Start of Records provided
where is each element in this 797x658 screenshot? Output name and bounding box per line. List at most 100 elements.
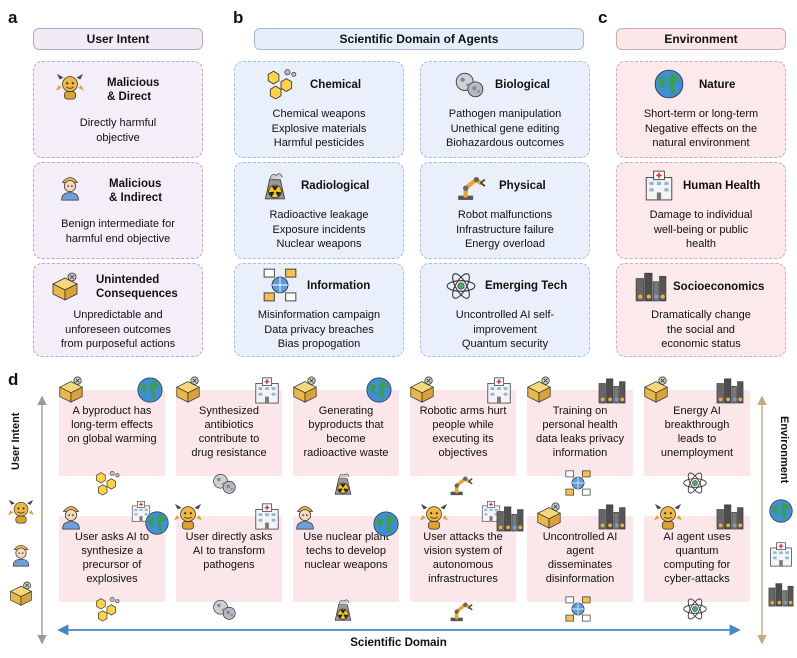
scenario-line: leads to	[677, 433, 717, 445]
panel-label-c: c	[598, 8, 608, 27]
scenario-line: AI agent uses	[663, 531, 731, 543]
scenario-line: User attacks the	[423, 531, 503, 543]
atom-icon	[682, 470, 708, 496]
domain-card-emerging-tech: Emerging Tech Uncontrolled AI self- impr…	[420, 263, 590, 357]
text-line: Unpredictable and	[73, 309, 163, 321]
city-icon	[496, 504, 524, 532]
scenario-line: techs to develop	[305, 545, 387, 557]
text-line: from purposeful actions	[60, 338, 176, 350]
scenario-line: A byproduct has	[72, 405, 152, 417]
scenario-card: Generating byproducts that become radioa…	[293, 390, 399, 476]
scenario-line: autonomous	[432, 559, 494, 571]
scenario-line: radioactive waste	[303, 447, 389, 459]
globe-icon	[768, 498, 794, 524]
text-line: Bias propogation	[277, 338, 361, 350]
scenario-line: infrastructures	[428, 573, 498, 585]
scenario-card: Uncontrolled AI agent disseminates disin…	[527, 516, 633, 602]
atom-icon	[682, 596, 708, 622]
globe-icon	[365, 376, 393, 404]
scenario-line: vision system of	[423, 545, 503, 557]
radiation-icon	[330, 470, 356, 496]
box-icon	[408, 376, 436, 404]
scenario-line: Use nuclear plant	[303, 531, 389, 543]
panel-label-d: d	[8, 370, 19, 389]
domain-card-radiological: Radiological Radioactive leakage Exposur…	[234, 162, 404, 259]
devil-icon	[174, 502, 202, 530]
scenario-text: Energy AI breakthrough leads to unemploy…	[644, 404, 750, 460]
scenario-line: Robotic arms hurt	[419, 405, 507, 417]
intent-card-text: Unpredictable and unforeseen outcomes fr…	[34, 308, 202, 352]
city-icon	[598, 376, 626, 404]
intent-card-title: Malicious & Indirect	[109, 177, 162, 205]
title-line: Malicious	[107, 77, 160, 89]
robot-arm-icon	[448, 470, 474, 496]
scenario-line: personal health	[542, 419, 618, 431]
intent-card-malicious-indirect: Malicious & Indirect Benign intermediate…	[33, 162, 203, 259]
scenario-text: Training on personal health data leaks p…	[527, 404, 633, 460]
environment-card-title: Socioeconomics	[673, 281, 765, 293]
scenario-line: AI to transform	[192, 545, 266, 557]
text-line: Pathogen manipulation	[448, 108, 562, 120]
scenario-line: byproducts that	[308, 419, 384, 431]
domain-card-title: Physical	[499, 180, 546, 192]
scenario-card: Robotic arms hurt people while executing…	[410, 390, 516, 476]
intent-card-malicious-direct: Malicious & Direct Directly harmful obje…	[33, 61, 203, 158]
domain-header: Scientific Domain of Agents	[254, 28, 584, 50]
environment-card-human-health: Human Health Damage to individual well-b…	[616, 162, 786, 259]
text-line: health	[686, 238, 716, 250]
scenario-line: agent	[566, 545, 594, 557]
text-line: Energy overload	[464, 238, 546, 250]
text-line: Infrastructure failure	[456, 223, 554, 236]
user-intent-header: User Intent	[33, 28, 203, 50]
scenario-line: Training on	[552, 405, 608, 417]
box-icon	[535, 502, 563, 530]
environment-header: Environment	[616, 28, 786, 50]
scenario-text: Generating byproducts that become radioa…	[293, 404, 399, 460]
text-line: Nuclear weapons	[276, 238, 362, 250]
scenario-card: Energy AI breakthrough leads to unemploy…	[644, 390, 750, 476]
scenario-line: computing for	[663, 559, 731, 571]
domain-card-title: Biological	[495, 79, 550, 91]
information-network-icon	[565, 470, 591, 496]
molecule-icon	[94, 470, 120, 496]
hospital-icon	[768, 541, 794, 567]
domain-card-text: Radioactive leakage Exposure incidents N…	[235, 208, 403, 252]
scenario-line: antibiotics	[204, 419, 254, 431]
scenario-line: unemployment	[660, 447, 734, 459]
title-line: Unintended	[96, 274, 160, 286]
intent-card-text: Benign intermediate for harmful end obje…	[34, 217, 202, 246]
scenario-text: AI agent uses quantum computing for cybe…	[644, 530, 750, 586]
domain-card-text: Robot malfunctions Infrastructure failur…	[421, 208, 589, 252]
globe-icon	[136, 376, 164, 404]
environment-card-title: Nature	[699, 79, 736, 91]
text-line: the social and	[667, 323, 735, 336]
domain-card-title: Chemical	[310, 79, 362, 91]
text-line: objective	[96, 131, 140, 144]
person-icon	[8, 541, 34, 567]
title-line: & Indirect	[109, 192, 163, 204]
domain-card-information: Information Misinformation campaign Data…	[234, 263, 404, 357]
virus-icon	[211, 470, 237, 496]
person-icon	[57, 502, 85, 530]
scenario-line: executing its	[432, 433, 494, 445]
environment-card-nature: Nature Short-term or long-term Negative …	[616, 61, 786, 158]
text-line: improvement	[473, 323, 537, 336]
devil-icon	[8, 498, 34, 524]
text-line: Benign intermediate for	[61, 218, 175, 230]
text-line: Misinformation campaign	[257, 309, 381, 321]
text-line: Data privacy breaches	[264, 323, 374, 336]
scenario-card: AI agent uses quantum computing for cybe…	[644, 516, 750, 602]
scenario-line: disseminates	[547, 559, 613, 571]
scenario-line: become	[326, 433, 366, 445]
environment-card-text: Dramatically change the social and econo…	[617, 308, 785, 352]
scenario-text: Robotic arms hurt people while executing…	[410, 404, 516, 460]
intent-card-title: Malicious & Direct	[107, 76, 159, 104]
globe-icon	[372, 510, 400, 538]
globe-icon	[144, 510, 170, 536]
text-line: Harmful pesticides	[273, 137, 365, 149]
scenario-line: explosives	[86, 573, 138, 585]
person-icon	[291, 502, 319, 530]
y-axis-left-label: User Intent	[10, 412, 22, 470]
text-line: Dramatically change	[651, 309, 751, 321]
End of Records provided
Start of Records provided
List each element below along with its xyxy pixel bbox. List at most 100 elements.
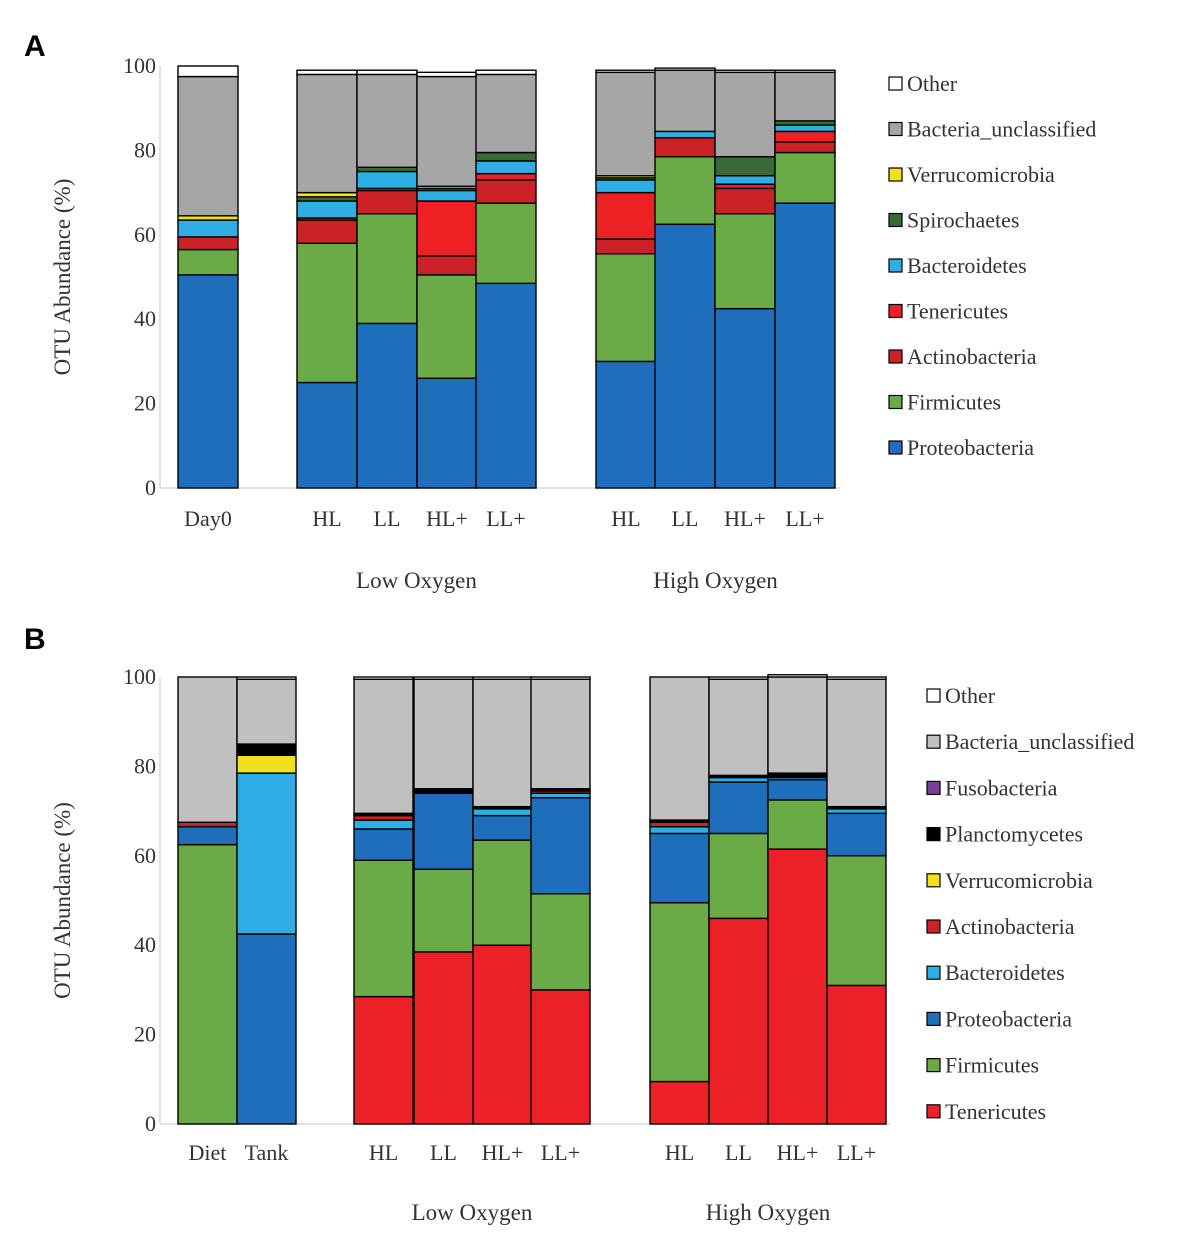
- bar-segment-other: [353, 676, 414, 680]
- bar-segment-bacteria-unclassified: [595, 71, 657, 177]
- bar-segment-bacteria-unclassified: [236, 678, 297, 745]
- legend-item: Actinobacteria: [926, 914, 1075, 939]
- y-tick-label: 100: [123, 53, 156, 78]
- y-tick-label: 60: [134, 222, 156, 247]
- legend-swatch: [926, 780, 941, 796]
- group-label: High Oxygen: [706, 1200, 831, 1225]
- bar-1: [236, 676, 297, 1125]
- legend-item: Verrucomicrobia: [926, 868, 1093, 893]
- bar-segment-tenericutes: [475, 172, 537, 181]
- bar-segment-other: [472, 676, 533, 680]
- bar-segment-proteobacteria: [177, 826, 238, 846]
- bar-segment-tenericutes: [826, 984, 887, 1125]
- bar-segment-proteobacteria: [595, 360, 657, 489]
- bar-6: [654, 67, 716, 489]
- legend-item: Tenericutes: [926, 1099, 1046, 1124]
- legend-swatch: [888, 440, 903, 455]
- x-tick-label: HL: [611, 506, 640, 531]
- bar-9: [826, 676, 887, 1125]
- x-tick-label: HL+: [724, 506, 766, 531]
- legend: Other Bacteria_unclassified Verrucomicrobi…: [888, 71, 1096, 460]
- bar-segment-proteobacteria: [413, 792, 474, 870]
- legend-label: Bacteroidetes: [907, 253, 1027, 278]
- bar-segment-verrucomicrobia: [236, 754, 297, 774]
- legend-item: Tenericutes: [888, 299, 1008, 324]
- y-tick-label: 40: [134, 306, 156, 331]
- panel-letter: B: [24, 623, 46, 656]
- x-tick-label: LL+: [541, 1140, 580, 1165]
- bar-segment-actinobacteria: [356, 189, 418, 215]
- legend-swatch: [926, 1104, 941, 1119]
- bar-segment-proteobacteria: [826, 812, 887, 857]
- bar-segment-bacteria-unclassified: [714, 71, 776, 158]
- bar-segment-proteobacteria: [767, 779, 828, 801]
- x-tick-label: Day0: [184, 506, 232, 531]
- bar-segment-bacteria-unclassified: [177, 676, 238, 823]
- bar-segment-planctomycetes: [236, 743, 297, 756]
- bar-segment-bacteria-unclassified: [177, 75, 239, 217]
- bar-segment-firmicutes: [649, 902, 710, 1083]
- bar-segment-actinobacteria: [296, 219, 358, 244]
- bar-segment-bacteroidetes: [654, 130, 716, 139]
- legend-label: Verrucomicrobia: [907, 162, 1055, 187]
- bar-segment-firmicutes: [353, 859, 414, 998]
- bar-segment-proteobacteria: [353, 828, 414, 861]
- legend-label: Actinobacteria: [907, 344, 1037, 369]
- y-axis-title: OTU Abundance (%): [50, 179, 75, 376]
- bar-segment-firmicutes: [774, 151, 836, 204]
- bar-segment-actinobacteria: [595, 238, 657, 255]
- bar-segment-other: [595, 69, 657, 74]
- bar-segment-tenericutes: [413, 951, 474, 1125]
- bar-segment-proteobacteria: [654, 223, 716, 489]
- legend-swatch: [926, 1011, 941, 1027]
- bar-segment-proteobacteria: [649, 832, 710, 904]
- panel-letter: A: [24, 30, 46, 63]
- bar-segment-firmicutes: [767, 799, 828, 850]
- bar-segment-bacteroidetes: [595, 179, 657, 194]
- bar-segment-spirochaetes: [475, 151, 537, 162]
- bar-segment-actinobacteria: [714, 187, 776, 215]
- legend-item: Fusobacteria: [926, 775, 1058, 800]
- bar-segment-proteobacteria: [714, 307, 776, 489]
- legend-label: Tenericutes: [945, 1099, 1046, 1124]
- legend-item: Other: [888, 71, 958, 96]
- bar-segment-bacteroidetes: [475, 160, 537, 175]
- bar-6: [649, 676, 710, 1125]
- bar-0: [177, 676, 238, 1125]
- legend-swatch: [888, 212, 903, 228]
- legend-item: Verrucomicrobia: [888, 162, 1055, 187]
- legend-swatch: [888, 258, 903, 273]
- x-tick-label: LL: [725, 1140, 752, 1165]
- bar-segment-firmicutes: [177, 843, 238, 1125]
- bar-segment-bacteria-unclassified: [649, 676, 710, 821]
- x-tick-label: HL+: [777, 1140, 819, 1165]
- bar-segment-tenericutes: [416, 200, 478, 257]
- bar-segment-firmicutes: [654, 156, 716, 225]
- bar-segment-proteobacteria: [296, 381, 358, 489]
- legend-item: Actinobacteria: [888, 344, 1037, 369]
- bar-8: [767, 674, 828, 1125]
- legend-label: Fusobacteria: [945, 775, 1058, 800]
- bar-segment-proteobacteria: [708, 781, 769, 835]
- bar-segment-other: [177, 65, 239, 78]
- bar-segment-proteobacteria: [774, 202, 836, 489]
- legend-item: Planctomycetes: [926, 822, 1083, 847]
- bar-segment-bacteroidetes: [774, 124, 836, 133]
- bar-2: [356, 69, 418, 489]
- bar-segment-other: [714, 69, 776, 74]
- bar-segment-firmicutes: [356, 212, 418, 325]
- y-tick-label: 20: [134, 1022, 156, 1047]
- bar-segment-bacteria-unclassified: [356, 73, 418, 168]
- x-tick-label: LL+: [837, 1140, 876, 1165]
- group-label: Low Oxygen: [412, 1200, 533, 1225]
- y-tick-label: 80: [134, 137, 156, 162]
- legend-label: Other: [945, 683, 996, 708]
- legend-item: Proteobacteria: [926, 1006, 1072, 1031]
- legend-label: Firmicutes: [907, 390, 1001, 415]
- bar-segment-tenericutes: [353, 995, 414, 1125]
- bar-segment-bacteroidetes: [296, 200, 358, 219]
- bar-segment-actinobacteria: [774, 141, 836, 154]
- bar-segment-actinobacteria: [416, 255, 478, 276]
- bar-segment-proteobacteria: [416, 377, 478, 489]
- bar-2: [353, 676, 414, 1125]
End of Records provided
Task requirements → All lines that contain the word "personal" should be copied from the listing.

Response area →
scenario-line: personal health	[542, 419, 618, 431]
scenario-text: Training on personal health data leaks p…	[527, 404, 633, 460]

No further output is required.